DATA PROVIDED

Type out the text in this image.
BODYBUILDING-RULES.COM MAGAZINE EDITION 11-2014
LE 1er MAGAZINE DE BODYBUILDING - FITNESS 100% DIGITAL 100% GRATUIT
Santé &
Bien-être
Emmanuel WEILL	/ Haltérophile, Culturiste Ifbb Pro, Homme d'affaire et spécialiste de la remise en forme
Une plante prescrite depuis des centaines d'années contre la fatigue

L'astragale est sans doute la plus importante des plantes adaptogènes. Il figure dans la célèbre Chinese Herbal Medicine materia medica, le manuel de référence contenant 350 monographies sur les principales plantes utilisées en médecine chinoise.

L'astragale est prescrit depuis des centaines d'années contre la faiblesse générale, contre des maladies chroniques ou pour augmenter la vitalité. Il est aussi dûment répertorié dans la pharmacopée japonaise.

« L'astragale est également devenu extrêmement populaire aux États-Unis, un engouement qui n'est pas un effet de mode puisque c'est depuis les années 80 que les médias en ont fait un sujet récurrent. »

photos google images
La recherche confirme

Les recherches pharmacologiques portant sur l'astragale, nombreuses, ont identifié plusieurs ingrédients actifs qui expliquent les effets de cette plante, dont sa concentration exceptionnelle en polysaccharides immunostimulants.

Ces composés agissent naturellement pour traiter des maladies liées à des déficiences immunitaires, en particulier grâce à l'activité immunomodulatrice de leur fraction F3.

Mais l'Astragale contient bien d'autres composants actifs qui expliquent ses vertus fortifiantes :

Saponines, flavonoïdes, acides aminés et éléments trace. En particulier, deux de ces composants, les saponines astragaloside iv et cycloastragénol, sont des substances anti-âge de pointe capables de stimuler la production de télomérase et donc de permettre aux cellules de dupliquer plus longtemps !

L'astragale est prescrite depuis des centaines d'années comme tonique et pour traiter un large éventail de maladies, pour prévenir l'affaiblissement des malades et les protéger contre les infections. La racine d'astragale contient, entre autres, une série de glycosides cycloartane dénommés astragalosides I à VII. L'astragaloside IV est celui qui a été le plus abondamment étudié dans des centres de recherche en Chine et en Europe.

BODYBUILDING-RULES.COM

WHAT TO WORK ON
Output the listing above word for word.

RESPONSE TO THIS TASK
Type out the text in this image.
BODYBUILDING-RULES.COM MAGAZINE EDITION 11-2014
LE 1er MAGAZINE DE BODYBUILDING - FITNESS 100% DIGITAL 100% GRATUIT
Santé &
Bien-être
Emmanuel WEILL	/ Haltérophile, Culturiste Ifbb Pro, Homme d'affaire et spécialiste de la remise en forme
Une plante prescrite depuis des centaines d'années contre la fatigue

L'astragale est sans doute la plus importante des plantes adaptogènes. Il figure dans la célèbre Chinese Herbal Medicine materia medica, le manuel de référence contenant 350 monographies sur les principales plantes utilisées en médecine chinoise.

L'astragale est prescrit depuis des centaines d'années contre la faiblesse générale, contre des maladies chroniques ou pour augmenter la vitalité. Il est aussi dûment répertorié dans la pharmacopée japonaise.

« L'astragale est également devenu extrêmement populaire aux États-Unis, un engouement qui n'est pas un effet de mode puisque c'est depuis les années 80 que les médias en ont fait un sujet récurrent. »

photos google images
La recherche confirme

Les recherches pharmacologiques portant sur l'astragale, nombreuses, ont identifié plusieurs ingrédients actifs qui expliquent les effets de cette plante, dont sa concentration exceptionnelle en polysaccharides immunostimulants.

Ces composés agissent naturellement pour traiter des maladies liées à des déficiences immunitaires, en particulier grâce à l'activité immunomodulatrice de leur fraction F3.

Mais l'Astragale contient bien d'autres composants actifs qui expliquent ses vertus fortifiantes :

Saponines, flavonoïdes, acides aminés et éléments trace. En particulier, deux de ces composants, les saponines astragaloside iv et cycloastragénol, sont des substances anti-âge de pointe capables de stimuler la production de télomérase et donc de permettre aux cellules de dupliquer plus longtemps !

L'astragale est prescrite depuis des centaines d'années comme tonique et pour traiter un large éventail de maladies, pour prévenir l'affaiblissement des malades et les protéger contre les infections. La racine d'astragale contient, entre autres, une série de glycosides cycloartane dénommés astragalosides I à VII. L'astragaloside IV est celui qui a été le plus abondamment étudié dans des centres de recherche en Chine et en Europe.

BODYBUILDING-RULES.COM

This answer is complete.